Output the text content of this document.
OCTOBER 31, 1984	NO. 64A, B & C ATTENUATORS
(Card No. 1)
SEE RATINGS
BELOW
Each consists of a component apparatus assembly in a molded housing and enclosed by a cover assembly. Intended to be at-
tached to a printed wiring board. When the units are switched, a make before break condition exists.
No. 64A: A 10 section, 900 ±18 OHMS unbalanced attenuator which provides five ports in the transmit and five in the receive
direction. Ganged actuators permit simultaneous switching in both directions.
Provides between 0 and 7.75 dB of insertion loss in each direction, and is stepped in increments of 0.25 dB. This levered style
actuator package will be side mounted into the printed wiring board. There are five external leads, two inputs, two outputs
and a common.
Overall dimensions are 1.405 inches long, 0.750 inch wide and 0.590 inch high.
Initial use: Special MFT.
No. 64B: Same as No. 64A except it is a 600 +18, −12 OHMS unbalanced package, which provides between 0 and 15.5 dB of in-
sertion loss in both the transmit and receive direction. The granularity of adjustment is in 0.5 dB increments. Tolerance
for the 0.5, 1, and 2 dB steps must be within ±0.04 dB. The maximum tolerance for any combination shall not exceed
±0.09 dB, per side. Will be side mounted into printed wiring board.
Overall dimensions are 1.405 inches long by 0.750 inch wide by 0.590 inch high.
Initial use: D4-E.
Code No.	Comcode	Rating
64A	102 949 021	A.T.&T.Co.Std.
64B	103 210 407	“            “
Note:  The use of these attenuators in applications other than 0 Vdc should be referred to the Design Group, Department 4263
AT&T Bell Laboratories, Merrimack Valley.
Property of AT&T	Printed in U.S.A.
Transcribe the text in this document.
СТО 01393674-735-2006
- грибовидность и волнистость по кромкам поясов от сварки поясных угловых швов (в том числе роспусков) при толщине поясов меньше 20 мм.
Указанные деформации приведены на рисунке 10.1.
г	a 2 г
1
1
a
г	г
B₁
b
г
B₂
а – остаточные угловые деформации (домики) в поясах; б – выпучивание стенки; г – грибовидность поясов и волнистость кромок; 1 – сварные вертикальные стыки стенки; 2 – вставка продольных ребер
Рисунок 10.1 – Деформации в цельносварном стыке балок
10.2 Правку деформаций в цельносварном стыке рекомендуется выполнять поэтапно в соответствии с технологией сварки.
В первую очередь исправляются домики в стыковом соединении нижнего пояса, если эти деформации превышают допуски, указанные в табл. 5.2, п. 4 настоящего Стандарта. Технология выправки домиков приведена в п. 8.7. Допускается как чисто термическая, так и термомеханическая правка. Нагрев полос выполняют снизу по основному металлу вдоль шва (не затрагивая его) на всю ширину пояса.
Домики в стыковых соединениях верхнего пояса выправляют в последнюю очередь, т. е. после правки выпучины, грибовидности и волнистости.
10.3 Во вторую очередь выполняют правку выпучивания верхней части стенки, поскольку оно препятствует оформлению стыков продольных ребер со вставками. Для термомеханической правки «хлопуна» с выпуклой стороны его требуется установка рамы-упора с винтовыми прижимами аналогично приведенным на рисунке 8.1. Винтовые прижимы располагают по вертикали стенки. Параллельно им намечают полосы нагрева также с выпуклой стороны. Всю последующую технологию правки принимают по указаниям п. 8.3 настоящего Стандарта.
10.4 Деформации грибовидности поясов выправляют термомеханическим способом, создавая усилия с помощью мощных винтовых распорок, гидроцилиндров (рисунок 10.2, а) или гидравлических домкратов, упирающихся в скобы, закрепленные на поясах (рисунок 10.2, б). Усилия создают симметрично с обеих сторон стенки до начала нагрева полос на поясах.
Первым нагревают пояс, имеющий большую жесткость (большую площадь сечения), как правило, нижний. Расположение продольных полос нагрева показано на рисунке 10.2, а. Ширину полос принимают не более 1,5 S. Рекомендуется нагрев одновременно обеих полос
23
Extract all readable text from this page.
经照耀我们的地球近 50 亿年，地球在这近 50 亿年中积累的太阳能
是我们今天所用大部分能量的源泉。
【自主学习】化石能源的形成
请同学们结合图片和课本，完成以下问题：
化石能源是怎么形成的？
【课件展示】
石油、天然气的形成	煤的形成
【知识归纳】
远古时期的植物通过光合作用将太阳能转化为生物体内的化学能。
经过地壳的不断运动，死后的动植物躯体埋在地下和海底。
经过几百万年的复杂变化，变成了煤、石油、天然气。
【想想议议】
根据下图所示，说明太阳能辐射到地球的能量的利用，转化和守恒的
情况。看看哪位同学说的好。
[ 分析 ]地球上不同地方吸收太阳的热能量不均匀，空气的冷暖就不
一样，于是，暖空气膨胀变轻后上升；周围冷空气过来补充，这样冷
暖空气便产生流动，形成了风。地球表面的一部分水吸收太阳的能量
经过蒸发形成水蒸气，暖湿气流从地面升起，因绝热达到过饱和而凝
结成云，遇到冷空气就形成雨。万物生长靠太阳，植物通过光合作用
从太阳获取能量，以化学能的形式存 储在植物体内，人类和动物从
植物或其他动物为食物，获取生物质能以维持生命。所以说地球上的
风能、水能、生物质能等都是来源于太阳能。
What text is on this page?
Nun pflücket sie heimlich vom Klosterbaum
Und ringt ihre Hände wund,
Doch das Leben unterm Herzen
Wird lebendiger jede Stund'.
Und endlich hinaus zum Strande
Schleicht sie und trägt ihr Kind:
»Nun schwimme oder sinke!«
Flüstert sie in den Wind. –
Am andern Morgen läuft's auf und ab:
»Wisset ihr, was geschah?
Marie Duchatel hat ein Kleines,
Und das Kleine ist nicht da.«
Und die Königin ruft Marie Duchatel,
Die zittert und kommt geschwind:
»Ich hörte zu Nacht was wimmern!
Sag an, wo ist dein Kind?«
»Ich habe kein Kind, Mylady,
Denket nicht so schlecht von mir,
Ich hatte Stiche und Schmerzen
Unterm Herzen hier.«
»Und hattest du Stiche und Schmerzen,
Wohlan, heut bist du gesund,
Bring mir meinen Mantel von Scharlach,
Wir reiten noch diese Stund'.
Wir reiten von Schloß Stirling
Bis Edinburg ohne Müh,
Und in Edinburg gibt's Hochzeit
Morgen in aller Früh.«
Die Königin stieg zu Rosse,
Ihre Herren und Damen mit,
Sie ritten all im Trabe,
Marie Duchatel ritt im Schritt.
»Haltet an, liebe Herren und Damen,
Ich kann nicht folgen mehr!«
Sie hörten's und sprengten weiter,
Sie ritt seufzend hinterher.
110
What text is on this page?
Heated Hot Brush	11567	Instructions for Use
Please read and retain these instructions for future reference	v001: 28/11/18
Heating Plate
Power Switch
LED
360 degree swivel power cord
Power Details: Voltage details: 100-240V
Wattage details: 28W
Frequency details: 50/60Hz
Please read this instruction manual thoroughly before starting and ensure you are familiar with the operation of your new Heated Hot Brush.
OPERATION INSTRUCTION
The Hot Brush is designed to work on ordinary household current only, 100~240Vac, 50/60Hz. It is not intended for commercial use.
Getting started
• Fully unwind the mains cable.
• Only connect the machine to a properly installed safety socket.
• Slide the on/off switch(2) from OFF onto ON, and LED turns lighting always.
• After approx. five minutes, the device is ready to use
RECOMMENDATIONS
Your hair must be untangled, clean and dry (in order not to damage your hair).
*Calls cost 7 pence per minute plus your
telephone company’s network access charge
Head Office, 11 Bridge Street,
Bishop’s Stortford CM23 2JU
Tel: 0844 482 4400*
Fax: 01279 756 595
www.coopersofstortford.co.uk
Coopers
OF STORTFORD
+ + + +
● Exercise task: Copy out each record, keeping every word as it is.

● Expected output:
Output the text content of this document.
OCTOBER 31, 1984	NO. 64A, B & C ATTENUATORS
(Card No. 1)
SEE RATINGS
BELOW
Each consists of a component apparatus assembly in a molded housing and enclosed by a cover assembly. Intended to be at-
tached to a printed wiring board. When the units are switched, a make before break condition exists.
No. 64A: A 10 section, 900 ±18 OHMS unbalanced attenuator which provides five ports in the transmit and five in the receive
direction. Ganged actuators permit simultaneous switching in both directions.
Provides between 0 and 7.75 dB of insertion loss in each direction, and is stepped in increments of 0.25 dB. This levered style
actuator package will be side mounted into the printed wiring board. There are five external leads, two inputs, two outputs
and a common.
Overall dimensions are 1.405 inches long, 0.750 inch wide and 0.590 inch high.
Initial use: Special MFT.
No. 64B: Same as No. 64A except it is a 600 +18, −12 OHMS unbalanced package, which provides between 0 and 15.5 dB of in-
sertion loss in both the transmit and receive direction. The granularity of adjustment is in 0.5 dB increments. Tolerance
for the 0.5, 1, and 2 dB steps must be within ±0.04 dB. The maximum tolerance for any combination shall not exceed
±0.09 dB, per side. Will be side mounted into printed wiring board.
Overall dimensions are 1.405 inches long by 0.750 inch wide by 0.590 inch high.
Initial use: D4-E.
Code No.	Comcode	Rating
64A	102 949 021	A.T.&T.Co.Std.
64B	103 210 407	“            “
Note:  The use of these attenuators in applications other than 0 Vdc should be referred to the Design Group, Department 4263
AT&T Bell Laboratories, Merrimack Valley.
Property of AT&T	Printed in U.S.A.
Transcribe the text in this document.
СТО 01393674-735-2006
- грибовидность и волнистость по кромкам поясов от сварки поясных угловых швов (в том числе роспусков) при толщине поясов меньше 20 мм.
Указанные деформации приведены на рисунке 10.1.
г	a 2 г
1
1
a
г	г
B₁
b
г
B₂
а – остаточные угловые деформации (домики) в поясах; б – выпучивание стенки; г – грибовидность поясов и волнистость кромок; 1 – сварные вертикальные стыки стенки; 2 – вставка продольных ребер
Рисунок 10.1 – Деформации в цельносварном стыке балок
10.2 Правку деформаций в цельносварном стыке рекомендуется выполнять поэтапно в соответствии с технологией сварки.
В первую очередь исправляются домики в стыковом соединении нижнего пояса, если эти деформации превышают допуски, указанные в табл. 5.2, п. 4 настоящего Стандарта. Технология выправки домиков приведена в п. 8.7. Допускается как чисто термическая, так и термомеханическая правка. Нагрев полос выполняют снизу по основному металлу вдоль шва (не затрагивая его) на всю ширину пояса.
Домики в стыковых соединениях верхнего пояса выправляют в последнюю очередь, т. е. после правки выпучины, грибовидности и волнистости.
10.3 Во вторую очередь выполняют правку выпучивания верхней части стенки, поскольку оно препятствует оформлению стыков продольных ребер со вставками. Для термомеханической правки «хлопуна» с выпуклой стороны его требуется установка рамы-упора с винтовыми прижимами аналогично приведенным на рисунке 8.1. Винтовые прижимы располагают по вертикали стенки. Параллельно им намечают полосы нагрева также с выпуклой стороны. Всю последующую технологию правки принимают по указаниям п. 8.3 настоящего Стандарта.
10.4 Деформации грибовидности поясов выправляют термомеханическим способом, создавая усилия с помощью мощных винтовых распорок, гидроцилиндров (рисунок 10.2, а) или гидравлических домкратов, упирающихся в скобы, закрепленные на поясах (рисунок 10.2, б). Усилия создают симметрично с обеих сторон стенки до начала нагрева полос на поясах.
Первым нагревают пояс, имеющий большую жесткость (большую площадь сечения), как правило, нижний. Расположение продольных полос нагрева показано на рисунке 10.2, а. Ширину полос принимают не более 1,5 S. Рекомендуется нагрев одновременно обеих полос
23
Extract all readable text from this page.
经照耀我们的地球近 50 亿年，地球在这近 50 亿年中积累的太阳能
是我们今天所用大部分能量的源泉。
【自主学习】化石能源的形成
请同学们结合图片和课本，完成以下问题：
化石能源是怎么形成的？
【课件展示】
石油、天然气的形成	煤的形成
【知识归纳】
远古时期的植物通过光合作用将太阳能转化为生物体内的化学能。
经过地壳的不断运动，死后的动植物躯体埋在地下和海底。
经过几百万年的复杂变化，变成了煤、石油、天然气。
【想想议议】
根据下图所示，说明太阳能辐射到地球的能量的利用，转化和守恒的
情况。看看哪位同学说的好。
[ 分析 ]地球上不同地方吸收太阳的热能量不均匀，空气的冷暖就不
一样，于是，暖空气膨胀变轻后上升；周围冷空气过来补充，这样冷
暖空气便产生流动，形成了风。地球表面的一部分水吸收太阳的能量
经过蒸发形成水蒸气，暖湿气流从地面升起，因绝热达到过饱和而凝
结成云，遇到冷空气就形成雨。万物生长靠太阳，植物通过光合作用
从太阳获取能量，以化学能的形式存 储在植物体内，人类和动物从
植物或其他动物为食物，获取生物质能以维持生命。所以说地球上的
风能、水能、生物质能等都是来源于太阳能。
What text is on this page?
Nun pflücket sie heimlich vom Klosterbaum
Und ringt ihre Hände wund,
Doch das Leben unterm Herzen
Wird lebendiger jede Stund'.
Und endlich hinaus zum Strande
Schleicht sie und trägt ihr Kind:
»Nun schwimme oder sinke!«
Flüstert sie in den Wind. –
Am andern Morgen läuft's auf und ab:
»Wisset ihr, was geschah?
Marie Duchatel hat ein Kleines,
Und das Kleine ist nicht da.«
Und die Königin ruft Marie Duchatel,
Die zittert und kommt geschwind:
»Ich hörte zu Nacht was wimmern!
Sag an, wo ist dein Kind?«
»Ich habe kein Kind, Mylady,
Denket nicht so schlecht von mir,
Ich hatte Stiche und Schmerzen
Unterm Herzen hier.«
»Und hattest du Stiche und Schmerzen,
Wohlan, heut bist du gesund,
Bring mir meinen Mantel von Scharlach,
Wir reiten noch diese Stund'.
Wir reiten von Schloß Stirling
Bis Edinburg ohne Müh,
Und in Edinburg gibt's Hochzeit
Morgen in aller Früh.«
Die Königin stieg zu Rosse,
Ihre Herren und Damen mit,
Sie ritten all im Trabe,
Marie Duchatel ritt im Schritt.
»Haltet an, liebe Herren und Damen,
Ich kann nicht folgen mehr!«
Sie hörten's und sprengten weiter,
Sie ritt seufzend hinterher.
110
What text is on this page?
Heated Hot Brush	11567	Instructions for Use
Please read and retain these instructions for future reference	v001: 28/11/18
Heating Plate
Power Switch
LED
360 degree swivel power cord
Power Details: Voltage details: 100-240V
Wattage details: 28W
Frequency details: 50/60Hz
Please read this instruction manual thoroughly before starting and ensure you are familiar with the operation of your new Heated Hot Brush.
OPERATION INSTRUCTION
The Hot Brush is designed to work on ordinary household current only, 100~240Vac, 50/60Hz. It is not intended for commercial use.
Getting started
• Fully unwind the mains cable.
• Only connect the machine to a properly installed safety socket.
• Slide the on/off switch(2) from OFF onto ON, and LED turns lighting always.
• After approx. five minutes, the device is ready to use
RECOMMENDATIONS
Your hair must be untangled, clean and dry (in order not to damage your hair).
*Calls cost 7 pence per minute plus your
telephone company’s network access charge
Head Office, 11 Bridge Street,
Bishop’s Stortford CM23 2JU
Tel: 0844 482 4400*
Fax: 01279 756 595
www.coopersofstortford.co.uk
Coopers
OF STORTFORD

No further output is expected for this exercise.